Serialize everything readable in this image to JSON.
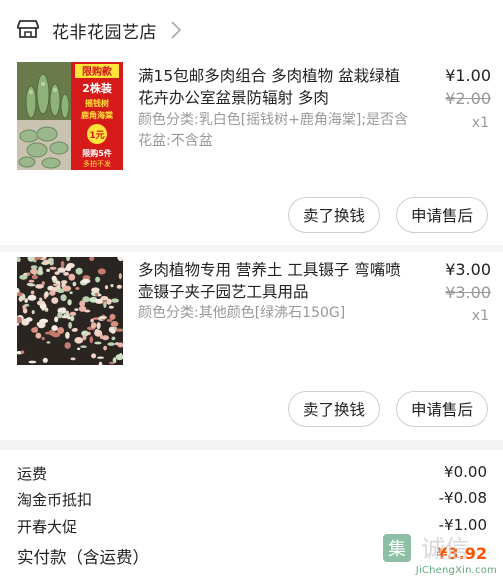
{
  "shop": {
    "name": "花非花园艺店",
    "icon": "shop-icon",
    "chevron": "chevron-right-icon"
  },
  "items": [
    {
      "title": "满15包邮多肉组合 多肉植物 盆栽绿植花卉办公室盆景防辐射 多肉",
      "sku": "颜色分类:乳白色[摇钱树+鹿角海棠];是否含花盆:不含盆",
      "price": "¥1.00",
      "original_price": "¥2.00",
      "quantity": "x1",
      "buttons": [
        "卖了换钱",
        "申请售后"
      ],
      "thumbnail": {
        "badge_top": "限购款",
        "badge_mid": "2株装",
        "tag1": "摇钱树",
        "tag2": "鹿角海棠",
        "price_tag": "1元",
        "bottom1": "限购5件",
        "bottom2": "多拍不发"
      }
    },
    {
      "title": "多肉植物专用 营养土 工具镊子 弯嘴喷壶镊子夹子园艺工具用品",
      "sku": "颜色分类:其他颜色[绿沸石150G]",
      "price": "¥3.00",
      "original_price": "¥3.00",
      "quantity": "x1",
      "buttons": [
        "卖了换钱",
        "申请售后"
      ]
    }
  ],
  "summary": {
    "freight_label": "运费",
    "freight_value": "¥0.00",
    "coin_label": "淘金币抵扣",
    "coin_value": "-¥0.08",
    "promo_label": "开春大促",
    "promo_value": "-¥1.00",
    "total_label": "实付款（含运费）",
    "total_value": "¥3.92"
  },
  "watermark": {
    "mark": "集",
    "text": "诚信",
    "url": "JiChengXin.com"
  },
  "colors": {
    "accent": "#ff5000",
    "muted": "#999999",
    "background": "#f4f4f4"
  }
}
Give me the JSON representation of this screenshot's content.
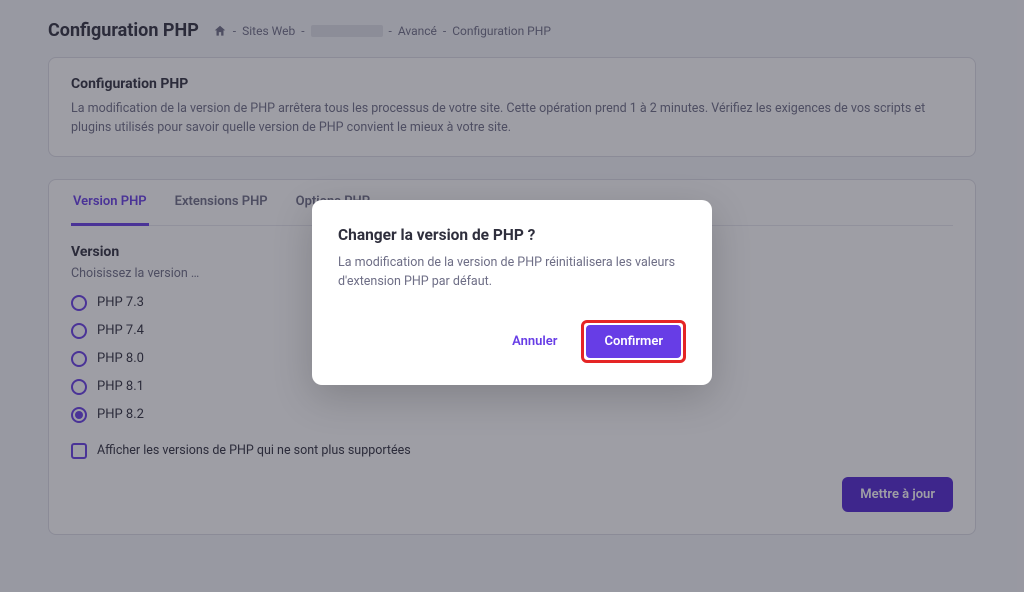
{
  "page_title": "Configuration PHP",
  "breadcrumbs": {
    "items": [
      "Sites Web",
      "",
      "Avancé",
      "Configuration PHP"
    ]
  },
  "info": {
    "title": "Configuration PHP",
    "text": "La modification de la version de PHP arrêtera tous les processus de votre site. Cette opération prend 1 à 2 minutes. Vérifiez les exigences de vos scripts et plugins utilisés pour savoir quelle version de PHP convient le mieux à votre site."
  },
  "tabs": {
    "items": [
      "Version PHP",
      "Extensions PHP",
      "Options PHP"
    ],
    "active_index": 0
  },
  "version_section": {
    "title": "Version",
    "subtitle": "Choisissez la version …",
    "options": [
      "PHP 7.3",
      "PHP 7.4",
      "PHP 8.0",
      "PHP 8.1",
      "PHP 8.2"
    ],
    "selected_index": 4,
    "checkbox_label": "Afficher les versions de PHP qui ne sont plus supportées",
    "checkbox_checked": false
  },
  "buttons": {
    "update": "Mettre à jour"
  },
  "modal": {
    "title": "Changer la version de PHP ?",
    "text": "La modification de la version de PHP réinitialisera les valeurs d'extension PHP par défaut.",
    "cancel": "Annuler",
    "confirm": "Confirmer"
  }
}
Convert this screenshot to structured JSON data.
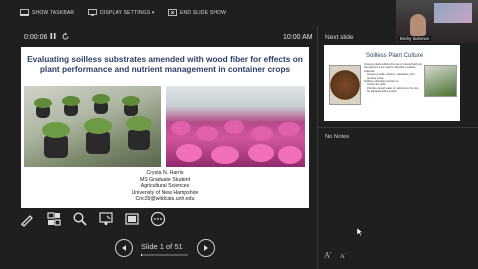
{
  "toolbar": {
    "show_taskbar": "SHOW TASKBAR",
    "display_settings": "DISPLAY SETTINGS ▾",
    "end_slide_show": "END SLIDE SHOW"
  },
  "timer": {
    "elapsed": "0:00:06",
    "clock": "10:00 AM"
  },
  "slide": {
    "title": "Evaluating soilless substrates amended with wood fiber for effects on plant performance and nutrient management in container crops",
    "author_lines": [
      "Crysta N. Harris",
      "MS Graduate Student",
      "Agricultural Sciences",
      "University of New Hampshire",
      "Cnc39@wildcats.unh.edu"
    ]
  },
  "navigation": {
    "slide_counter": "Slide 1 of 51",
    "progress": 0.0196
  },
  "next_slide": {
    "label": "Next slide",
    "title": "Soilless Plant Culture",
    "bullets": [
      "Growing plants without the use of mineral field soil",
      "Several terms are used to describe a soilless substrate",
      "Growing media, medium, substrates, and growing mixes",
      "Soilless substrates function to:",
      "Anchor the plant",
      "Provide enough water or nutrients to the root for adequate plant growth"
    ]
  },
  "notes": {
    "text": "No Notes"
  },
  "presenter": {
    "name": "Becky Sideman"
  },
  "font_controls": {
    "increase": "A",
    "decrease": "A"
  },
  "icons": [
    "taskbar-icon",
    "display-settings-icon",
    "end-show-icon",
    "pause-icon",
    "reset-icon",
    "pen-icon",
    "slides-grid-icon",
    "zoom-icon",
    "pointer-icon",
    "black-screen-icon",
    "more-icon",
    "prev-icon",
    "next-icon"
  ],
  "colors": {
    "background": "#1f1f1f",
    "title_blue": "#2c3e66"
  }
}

------------------------------------------------------------

## STATED TASK
Word for word, quote the lines above. Omit the pictures.

## RESULT FOR THIS EXERCISE
Serialize everything readable in this image to JSON.
{
  "shop": {
    "name": "花非花园艺店",
    "icon": "shop-icon",
    "chevron": "chevron-right-icon"
  },
  "items": [
    {
      "title": "满15包邮多肉组合 多肉植物 盆栽绿植花卉办公室盆景防辐射 多肉",
      "sku": "颜色分类:乳白色[摇钱树+鹿角海棠];是否含花盆:不含盆",
      "price": "¥1.00",
      "original_price": "¥2.00",
      "quantity": "x1",
      "buttons": [
        "卖了换钱",
        "申请售后"
      ],
      "thumbnail": {
        "badge_top": "限购款",
        "badge_mid": "2株装",
        "tag1": "摇钱树",
        "tag2": "鹿角海棠",
        "price_tag": "1元",
        "bottom1": "限购5件",
        "bottom2": "多拍不发"
      }
    },
    {
      "title": "多肉植物专用 营养土 工具镊子 弯嘴喷壶镊子夹子园艺工具用品",
      "sku": "颜色分类:其他颜色[绿沸石150G]",
      "price": "¥3.00",
      "original_price": "¥3.00",
      "quantity": "x1",
      "buttons": [
        "卖了换钱",
        "申请售后"
      ]
    }
  ],
  "summary": {
    "freight_label": "运费",
    "freight_value": "¥0.00",
    "coin_label": "淘金币抵扣",
    "coin_value": "-¥0.08",
    "promo_label": "开春大促",
    "promo_value": "-¥1.00",
    "total_label": "实付款（含运费）",
    "total_value": "¥3.92"
  },
  "watermark": {
    "mark": "集",
    "text": "诚信",
    "url": "JiChengXin.com"
  },
  "colors": {
    "accent": "#ff5000",
    "muted": "#999999",
    "background": "#f4f4f4"
  }
}
Give me the JSON representation of this screenshot's content.
{
  "page_title": "Configuration PHP",
  "breadcrumbs": {
    "items": [
      "Sites Web",
      "",
      "Avancé",
      "Configuration PHP"
    ]
  },
  "info": {
    "title": "Configuration PHP",
    "text": "La modification de la version de PHP arrêtera tous les processus de votre site. Cette opération prend 1 à 2 minutes. Vérifiez les exigences de vos scripts et plugins utilisés pour savoir quelle version de PHP convient le mieux à votre site."
  },
  "tabs": {
    "items": [
      "Version PHP",
      "Extensions PHP",
      "Options PHP"
    ],
    "active_index": 0
  },
  "version_section": {
    "title": "Version",
    "subtitle": "Choisissez la version …",
    "options": [
      "PHP 7.3",
      "PHP 7.4",
      "PHP 8.0",
      "PHP 8.1",
      "PHP 8.2"
    ],
    "selected_index": 4,
    "checkbox_label": "Afficher les versions de PHP qui ne sont plus supportées",
    "checkbox_checked": false
  },
  "buttons": {
    "update": "Mettre à jour"
  },
  "modal": {
    "title": "Changer la version de PHP ?",
    "text": "La modification de la version de PHP réinitialisera les valeurs d'extension PHP par défaut.",
    "cancel": "Annuler",
    "confirm": "Confirmer"
  }
}
Convert this screenshot to structured JSON data.
{
  "toolbar": {
    "show_taskbar": "SHOW TASKBAR",
    "display_settings": "DISPLAY SETTINGS ▾",
    "end_slide_show": "END SLIDE SHOW"
  },
  "timer": {
    "elapsed": "0:00:06",
    "clock": "10:00 AM"
  },
  "slide": {
    "title": "Evaluating soilless substrates amended with wood fiber for effects on plant performance and nutrient management in container crops",
    "author_lines": [
      "Crysta N. Harris",
      "MS Graduate Student",
      "Agricultural Sciences",
      "University of New Hampshire",
      "Cnc39@wildcats.unh.edu"
    ]
  },
  "navigation": {
    "slide_counter": "Slide 1 of 51",
    "progress": 0.0196
  },
  "next_slide": {
    "label": "Next slide",
    "title": "Soilless Plant Culture",
    "bullets": [
      "Growing plants without the use of mineral field soil",
      "Several terms are used to describe a soilless substrate",
      "Growing media, medium, substrates, and growing mixes",
      "Soilless substrates function to:",
      "Anchor the plant",
      "Provide enough water or nutrients to the root for adequate plant growth"
    ]
  },
  "notes": {
    "text": "No Notes"
  },
  "presenter": {
    "name": "Becky Sideman"
  },
  "font_controls": {
    "increase": "A",
    "decrease": "A"
  },
  "icons": [
    "taskbar-icon",
    "display-settings-icon",
    "end-show-icon",
    "pause-icon",
    "reset-icon",
    "pen-icon",
    "slides-grid-icon",
    "zoom-icon",
    "pointer-icon",
    "black-screen-icon",
    "more-icon",
    "prev-icon",
    "next-icon"
  ],
  "colors": {
    "background": "#1f1f1f",
    "title_blue": "#2c3e66"
  }
}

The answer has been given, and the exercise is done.